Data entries
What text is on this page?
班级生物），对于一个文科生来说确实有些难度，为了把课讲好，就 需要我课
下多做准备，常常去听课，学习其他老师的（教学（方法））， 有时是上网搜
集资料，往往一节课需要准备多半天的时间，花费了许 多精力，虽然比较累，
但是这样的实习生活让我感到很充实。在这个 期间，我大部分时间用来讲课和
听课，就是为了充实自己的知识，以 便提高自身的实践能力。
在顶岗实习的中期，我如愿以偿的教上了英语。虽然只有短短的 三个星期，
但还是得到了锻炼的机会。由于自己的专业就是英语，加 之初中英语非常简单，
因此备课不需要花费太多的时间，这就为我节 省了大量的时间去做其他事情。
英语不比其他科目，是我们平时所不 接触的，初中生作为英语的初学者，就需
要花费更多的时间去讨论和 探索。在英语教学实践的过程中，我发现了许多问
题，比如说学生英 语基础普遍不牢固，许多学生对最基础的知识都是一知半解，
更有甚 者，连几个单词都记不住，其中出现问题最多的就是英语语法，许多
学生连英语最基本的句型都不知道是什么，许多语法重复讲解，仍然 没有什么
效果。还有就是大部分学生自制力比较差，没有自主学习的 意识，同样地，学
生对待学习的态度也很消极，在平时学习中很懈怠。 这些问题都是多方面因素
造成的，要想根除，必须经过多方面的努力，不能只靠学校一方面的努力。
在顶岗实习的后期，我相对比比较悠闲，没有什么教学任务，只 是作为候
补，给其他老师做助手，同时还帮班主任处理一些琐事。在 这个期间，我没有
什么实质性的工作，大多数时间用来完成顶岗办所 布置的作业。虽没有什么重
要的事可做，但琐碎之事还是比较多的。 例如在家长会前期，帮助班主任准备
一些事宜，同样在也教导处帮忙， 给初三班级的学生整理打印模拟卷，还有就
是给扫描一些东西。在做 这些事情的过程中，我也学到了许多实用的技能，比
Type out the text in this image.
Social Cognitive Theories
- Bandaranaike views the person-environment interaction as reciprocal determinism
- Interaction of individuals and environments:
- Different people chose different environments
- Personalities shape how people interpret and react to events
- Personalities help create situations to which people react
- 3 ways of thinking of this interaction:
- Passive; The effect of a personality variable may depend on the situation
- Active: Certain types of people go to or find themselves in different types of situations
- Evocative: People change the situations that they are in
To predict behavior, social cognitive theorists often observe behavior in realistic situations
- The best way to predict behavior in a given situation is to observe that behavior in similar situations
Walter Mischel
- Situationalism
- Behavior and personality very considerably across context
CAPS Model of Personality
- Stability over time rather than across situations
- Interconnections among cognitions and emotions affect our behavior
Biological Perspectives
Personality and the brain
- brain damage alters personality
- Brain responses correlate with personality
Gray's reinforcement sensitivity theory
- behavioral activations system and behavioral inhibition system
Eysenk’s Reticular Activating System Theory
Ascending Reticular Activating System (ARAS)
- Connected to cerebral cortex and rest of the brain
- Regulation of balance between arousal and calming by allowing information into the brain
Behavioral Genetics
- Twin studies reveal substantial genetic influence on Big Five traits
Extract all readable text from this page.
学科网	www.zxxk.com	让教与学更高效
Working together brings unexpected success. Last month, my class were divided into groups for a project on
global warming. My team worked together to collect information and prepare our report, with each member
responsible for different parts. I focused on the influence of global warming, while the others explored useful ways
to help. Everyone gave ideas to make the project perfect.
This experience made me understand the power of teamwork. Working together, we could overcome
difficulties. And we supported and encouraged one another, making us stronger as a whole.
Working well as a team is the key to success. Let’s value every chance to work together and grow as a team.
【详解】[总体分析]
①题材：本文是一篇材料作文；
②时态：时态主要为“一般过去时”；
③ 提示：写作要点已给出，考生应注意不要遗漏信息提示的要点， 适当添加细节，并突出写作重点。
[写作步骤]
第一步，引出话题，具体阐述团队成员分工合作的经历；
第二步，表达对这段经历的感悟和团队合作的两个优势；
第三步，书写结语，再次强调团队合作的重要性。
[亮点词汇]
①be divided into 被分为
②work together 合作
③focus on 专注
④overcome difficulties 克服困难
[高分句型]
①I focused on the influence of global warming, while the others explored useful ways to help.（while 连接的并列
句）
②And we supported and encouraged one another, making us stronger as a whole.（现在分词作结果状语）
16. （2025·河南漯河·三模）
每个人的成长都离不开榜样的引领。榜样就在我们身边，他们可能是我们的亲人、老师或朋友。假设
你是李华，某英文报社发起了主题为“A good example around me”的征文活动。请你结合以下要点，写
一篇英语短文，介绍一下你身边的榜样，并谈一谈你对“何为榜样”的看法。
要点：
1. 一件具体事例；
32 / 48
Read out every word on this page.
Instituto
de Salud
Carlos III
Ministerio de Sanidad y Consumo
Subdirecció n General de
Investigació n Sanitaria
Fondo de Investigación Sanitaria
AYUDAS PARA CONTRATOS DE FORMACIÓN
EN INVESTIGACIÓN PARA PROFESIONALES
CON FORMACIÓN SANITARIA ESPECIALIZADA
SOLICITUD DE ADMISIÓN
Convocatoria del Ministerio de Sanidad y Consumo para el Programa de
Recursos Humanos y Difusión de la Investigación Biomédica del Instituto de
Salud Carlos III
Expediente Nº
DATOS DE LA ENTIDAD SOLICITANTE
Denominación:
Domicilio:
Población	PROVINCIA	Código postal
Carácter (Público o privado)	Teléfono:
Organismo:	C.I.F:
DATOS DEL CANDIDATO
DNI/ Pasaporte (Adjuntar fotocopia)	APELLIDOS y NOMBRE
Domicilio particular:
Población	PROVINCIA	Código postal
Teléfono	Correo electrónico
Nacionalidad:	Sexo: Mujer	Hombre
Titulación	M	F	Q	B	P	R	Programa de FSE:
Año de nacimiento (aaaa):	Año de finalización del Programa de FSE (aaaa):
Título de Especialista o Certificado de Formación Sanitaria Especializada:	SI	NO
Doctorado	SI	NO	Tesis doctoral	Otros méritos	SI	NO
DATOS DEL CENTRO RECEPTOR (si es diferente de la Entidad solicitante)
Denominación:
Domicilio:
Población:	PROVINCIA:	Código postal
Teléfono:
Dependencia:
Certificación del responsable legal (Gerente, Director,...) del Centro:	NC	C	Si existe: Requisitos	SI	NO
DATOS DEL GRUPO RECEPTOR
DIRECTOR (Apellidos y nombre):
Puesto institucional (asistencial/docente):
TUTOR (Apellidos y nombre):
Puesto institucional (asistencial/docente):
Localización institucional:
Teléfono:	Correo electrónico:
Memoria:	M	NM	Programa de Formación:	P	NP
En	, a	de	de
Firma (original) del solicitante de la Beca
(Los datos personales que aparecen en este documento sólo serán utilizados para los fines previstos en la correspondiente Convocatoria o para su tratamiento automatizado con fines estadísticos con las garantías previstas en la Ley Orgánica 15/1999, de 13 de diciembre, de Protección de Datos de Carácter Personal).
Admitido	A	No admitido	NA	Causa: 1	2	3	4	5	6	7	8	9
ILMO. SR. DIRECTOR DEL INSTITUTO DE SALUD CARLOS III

_Aim of the exercise_:
Look for the word "difficulties" in every line of the listing and copy the lines that have it.

_Complete response_:
difficulties. And we supported and encouraged one another, making us stronger as a whole.
④overcome difficulties 克服困难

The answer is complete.